== DATA SHOWN ==

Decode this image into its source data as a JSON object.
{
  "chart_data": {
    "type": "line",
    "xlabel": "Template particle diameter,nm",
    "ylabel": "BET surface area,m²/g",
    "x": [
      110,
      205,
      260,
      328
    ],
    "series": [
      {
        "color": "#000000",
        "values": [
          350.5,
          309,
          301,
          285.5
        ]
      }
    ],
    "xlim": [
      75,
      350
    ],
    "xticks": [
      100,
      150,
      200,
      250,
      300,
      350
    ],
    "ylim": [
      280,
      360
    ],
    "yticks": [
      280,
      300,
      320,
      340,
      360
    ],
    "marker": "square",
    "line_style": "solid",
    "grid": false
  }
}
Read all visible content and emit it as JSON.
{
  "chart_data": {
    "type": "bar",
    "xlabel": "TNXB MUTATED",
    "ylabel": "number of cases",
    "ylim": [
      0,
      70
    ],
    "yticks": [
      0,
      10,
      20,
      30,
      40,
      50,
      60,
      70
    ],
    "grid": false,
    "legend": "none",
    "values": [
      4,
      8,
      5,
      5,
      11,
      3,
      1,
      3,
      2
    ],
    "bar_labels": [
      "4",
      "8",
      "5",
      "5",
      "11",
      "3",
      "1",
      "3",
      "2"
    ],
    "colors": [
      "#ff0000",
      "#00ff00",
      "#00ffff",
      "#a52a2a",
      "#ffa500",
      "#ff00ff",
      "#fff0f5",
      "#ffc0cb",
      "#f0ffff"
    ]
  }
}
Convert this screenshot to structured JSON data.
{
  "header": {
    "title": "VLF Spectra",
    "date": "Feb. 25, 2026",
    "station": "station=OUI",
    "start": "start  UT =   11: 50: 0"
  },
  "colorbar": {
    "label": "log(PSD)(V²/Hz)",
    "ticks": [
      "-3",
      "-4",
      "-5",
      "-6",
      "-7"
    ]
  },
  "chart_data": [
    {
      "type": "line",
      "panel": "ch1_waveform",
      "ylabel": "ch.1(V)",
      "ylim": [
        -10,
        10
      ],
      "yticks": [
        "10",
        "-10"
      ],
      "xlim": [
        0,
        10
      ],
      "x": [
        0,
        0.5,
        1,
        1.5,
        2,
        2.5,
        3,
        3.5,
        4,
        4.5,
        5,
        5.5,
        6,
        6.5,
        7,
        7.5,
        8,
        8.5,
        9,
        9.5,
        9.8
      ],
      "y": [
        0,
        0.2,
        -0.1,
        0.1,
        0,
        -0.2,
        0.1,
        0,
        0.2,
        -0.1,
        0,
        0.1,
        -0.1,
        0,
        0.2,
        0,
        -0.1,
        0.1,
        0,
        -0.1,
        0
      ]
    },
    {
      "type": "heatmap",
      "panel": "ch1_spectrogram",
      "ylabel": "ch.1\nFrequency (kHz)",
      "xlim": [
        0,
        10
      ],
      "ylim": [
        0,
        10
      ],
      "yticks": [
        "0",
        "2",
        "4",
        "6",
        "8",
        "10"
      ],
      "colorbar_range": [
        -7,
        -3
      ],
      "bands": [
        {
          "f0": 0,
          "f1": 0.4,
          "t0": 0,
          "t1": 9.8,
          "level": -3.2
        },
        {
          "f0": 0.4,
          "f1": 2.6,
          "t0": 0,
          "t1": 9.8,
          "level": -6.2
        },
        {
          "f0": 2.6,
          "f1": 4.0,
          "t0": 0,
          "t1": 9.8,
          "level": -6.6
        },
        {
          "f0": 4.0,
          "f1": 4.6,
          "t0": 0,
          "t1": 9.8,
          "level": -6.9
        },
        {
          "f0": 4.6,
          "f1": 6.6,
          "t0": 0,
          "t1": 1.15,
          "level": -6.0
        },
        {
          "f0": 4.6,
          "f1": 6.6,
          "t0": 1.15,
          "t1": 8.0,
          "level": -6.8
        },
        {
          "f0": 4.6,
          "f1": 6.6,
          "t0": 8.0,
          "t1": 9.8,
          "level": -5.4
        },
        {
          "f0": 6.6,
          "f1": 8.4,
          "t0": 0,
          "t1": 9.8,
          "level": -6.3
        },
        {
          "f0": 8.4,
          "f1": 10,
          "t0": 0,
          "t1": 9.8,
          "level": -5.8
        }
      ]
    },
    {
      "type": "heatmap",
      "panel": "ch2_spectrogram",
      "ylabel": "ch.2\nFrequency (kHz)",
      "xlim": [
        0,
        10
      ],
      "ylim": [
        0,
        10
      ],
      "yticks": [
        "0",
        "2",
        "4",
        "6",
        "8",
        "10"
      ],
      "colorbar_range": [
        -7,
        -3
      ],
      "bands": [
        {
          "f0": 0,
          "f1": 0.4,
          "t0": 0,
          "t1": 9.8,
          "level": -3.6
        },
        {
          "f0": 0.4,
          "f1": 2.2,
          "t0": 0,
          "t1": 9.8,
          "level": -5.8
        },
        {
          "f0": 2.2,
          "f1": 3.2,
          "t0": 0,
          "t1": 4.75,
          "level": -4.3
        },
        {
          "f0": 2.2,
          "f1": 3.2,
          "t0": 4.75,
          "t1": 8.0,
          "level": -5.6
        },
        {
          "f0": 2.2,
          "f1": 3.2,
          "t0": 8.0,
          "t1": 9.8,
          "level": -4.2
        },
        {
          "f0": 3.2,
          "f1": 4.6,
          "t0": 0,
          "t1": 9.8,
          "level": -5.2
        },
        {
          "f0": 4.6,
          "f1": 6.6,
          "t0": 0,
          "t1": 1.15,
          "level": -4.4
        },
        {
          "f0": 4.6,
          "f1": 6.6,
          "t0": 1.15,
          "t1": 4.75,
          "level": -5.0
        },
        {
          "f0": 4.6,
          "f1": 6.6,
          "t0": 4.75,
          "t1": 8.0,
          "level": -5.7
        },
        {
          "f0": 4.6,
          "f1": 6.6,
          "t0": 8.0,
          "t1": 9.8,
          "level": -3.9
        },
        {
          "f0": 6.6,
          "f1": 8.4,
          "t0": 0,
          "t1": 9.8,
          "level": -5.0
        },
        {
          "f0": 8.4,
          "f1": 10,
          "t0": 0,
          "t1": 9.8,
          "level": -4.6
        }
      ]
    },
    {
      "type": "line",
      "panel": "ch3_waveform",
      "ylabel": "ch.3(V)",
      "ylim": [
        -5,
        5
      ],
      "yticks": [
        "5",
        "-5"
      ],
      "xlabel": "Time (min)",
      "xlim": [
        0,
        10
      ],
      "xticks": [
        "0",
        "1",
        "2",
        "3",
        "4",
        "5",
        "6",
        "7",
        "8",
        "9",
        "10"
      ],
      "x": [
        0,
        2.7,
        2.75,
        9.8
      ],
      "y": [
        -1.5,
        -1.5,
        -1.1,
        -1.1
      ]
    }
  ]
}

== BRIEF ==
Repeat the listing above without any change.

== EXERCISE SOLUTION ==
Decode this image into its source data as a JSON object.
{
  "chart_data": {
    "type": "line",
    "xlabel": "Template particle diameter,nm",
    "ylabel": "BET surface area,m²/g",
    "x": [
      110,
      205,
      260,
      328
    ],
    "series": [
      {
        "color": "#000000",
        "values": [
          350.5,
          309,
          301,
          285.5
        ]
      }
    ],
    "xlim": [
      75,
      350
    ],
    "xticks": [
      100,
      150,
      200,
      250,
      300,
      350
    ],
    "ylim": [
      280,
      360
    ],
    "yticks": [
      280,
      300,
      320,
      340,
      360
    ],
    "marker": "square",
    "line_style": "solid",
    "grid": false
  }
}
Read all visible content and emit it as JSON.
{
  "chart_data": {
    "type": "bar",
    "xlabel": "TNXB MUTATED",
    "ylabel": "number of cases",
    "ylim": [
      0,
      70
    ],
    "yticks": [
      0,
      10,
      20,
      30,
      40,
      50,
      60,
      70
    ],
    "grid": false,
    "legend": "none",
    "values": [
      4,
      8,
      5,
      5,
      11,
      3,
      1,
      3,
      2
    ],
    "bar_labels": [
      "4",
      "8",
      "5",
      "5",
      "11",
      "3",
      "1",
      "3",
      "2"
    ],
    "colors": [
      "#ff0000",
      "#00ff00",
      "#00ffff",
      "#a52a2a",
      "#ffa500",
      "#ff00ff",
      "#fff0f5",
      "#ffc0cb",
      "#f0ffff"
    ]
  }
}
Convert this screenshot to structured JSON data.
{
  "header": {
    "title": "VLF Spectra",
    "date": "Feb. 25, 2026",
    "station": "station=OUI",
    "start": "start  UT =   11: 50: 0"
  },
  "colorbar": {
    "label": "log(PSD)(V²/Hz)",
    "ticks": [
      "-3",
      "-4",
      "-5",
      "-6",
      "-7"
    ]
  },
  "chart_data": [
    {
      "type": "line",
      "panel": "ch1_waveform",
      "ylabel": "ch.1(V)",
      "ylim": [
        -10,
        10
      ],
      "yticks": [
        "10",
        "-10"
      ],
      "xlim": [
        0,
        10
      ],
      "x": [
        0,
        0.5,
        1,
        1.5,
        2,
        2.5,
        3,
        3.5,
        4,
        4.5,
        5,
        5.5,
        6,
        6.5,
        7,
        7.5,
        8,
        8.5,
        9,
        9.5,
        9.8
      ],
      "y": [
        0,
        0.2,
        -0.1,
        0.1,
        0,
        -0.2,
        0.1,
        0,
        0.2,
        -0.1,
        0,
        0.1,
        -0.1,
        0,
        0.2,
        0,
        -0.1,
        0.1,
        0,
        -0.1,
        0
      ]
    },
    {
      "type": "heatmap",
      "panel": "ch1_spectrogram",
      "ylabel": "ch.1\nFrequency (kHz)",
      "xlim": [
        0,
        10
      ],
      "ylim": [
        0,
        10
      ],
      "yticks": [
        "0",
        "2",
        "4",
        "6",
        "8",
        "10"
      ],
      "colorbar_range": [
        -7,
        -3
      ],
      "bands": [
        {
          "f0": 0,
          "f1": 0.4,
          "t0": 0,
          "t1": 9.8,
          "level": -3.2
        },
        {
          "f0": 0.4,
          "f1": 2.6,
          "t0": 0,
          "t1": 9.8,
          "level": -6.2
        },
        {
          "f0": 2.6,
          "f1": 4.0,
          "t0": 0,
          "t1": 9.8,
          "level": -6.6
        },
        {
          "f0": 4.0,
          "f1": 4.6,
          "t0": 0,
          "t1": 9.8,
          "level": -6.9
        },
        {
          "f0": 4.6,
          "f1": 6.6,
          "t0": 0,
          "t1": 1.15,
          "level": -6.0
        },
        {
          "f0": 4.6,
          "f1": 6.6,
          "t0": 1.15,
          "t1": 8.0,
          "level": -6.8
        },
        {
          "f0": 4.6,
          "f1": 6.6,
          "t0": 8.0,
          "t1": 9.8,
          "level": -5.4
        },
        {
          "f0": 6.6,
          "f1": 8.4,
          "t0": 0,
          "t1": 9.8,
          "level": -6.3
        },
        {
          "f0": 8.4,
          "f1": 10,
          "t0": 0,
          "t1": 9.8,
          "level": -5.8
        }
      ]
    },
    {
      "type": "heatmap",
      "panel": "ch2_spectrogram",
      "ylabel": "ch.2\nFrequency (kHz)",
      "xlim": [
        0,
        10
      ],
      "ylim": [
        0,
        10
      ],
      "yticks": [
        "0",
        "2",
        "4",
        "6",
        "8",
        "10"
      ],
      "colorbar_range": [
        -7,
        -3
      ],
      "bands": [
        {
          "f0": 0,
          "f1": 0.4,
          "t0": 0,
          "t1": 9.8,
          "level": -3.6
        },
        {
          "f0": 0.4,
          "f1": 2.2,
          "t0": 0,
          "t1": 9.8,
          "level": -5.8
        },
        {
          "f0": 2.2,
          "f1": 3.2,
          "t0": 0,
          "t1": 4.75,
          "level": -4.3
        },
        {
          "f0": 2.2,
          "f1": 3.2,
          "t0": 4.75,
          "t1": 8.0,
          "level": -5.6
        },
        {
          "f0": 2.2,
          "f1": 3.2,
          "t0": 8.0,
          "t1": 9.8,
          "level": -4.2
        },
        {
          "f0": 3.2,
          "f1": 4.6,
          "t0": 0,
          "t1": 9.8,
          "level": -5.2
        },
        {
          "f0": 4.6,
          "f1": 6.6,
          "t0": 0,
          "t1": 1.15,
          "level": -4.4
        },
        {
          "f0": 4.6,
          "f1": 6.6,
          "t0": 1.15,
          "t1": 4.75,
          "level": -5.0
        },
        {
          "f0": 4.6,
          "f1": 6.6,
          "t0": 4.75,
          "t1": 8.0,
          "level": -5.7
        },
        {
          "f0": 4.6,
          "f1": 6.6,
          "t0": 8.0,
          "t1": 9.8,
          "level": -3.9
        },
        {
          "f0": 6.6,
          "f1": 8.4,
          "t0": 0,
          "t1": 9.8,
          "level": -5.0
        },
        {
          "f0": 8.4,
          "f1": 10,
          "t0": 0,
          "t1": 9.8,
          "level": -4.6
        }
      ]
    },
    {
      "type": "line",
      "panel": "ch3_waveform",
      "ylabel": "ch.3(V)",
      "ylim": [
        -5,
        5
      ],
      "yticks": [
        "5",
        "-5"
      ],
      "xlabel": "Time (min)",
      "xlim": [
        0,
        10
      ],
      "xticks": [
        "0",
        "1",
        "2",
        "3",
        "4",
        "5",
        "6",
        "7",
        "8",
        "9",
        "10"
      ],
      "x": [
        0,
        2.7,
        2.75,
        9.8
      ],
      "y": [
        -1.5,
        -1.5,
        -1.1,
        -1.1
      ]
    }
  ]
}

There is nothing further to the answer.